Data records:
_ _ _ _ _ _ _

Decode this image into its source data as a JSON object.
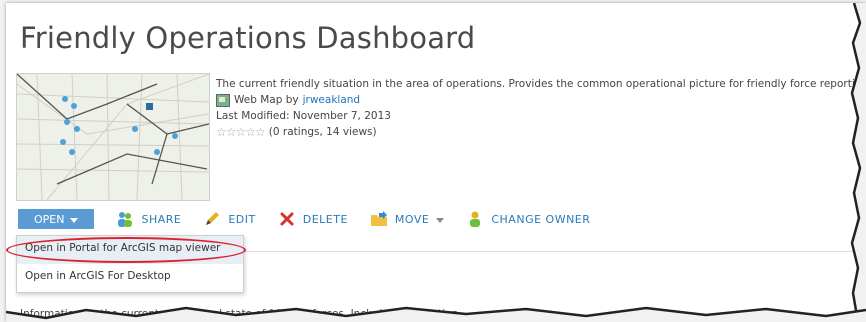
{
  "title": "Friendly Operations Dashboard",
  "description": "The current friendly situation in the area of operations. Provides the common operational picture for friendly force reporting",
  "item_type": "Web Map by",
  "owner": "jrweakland",
  "modified": "Last Modified: November 7, 2013",
  "stars": "☆☆☆☆☆",
  "ratings": "(0 ratings, 14 views)",
  "toolbar": {
    "open": "OPEN",
    "share": "SHARE",
    "edit": "EDIT",
    "delete": "DELETE",
    "move": "MOVE",
    "change_owner": "CHANGE OWNER"
  },
  "menu": {
    "items": [
      "Open in Portal for ArcGIS map viewer",
      "Open in ArcGIS For Desktop"
    ]
  },
  "body_text": "Information on the current operational state of friendly forces. Includes information",
  "colors": {
    "accent": "#5b9bd5",
    "link": "#1e73be",
    "highlight": "#d9232e"
  }
}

_ _ _ _ _ _ _

WHAT YOU HAVE TO DO :: From the data above, copy each line where the string "current" appears.

SOLUTION FOR THIS TASK ::
  "description": "The current friendly situation in the area of operations. Provides the common operational picture for friendly force reporting",
  "body_text": "Information on the current operational state of friendly forces. Includes information",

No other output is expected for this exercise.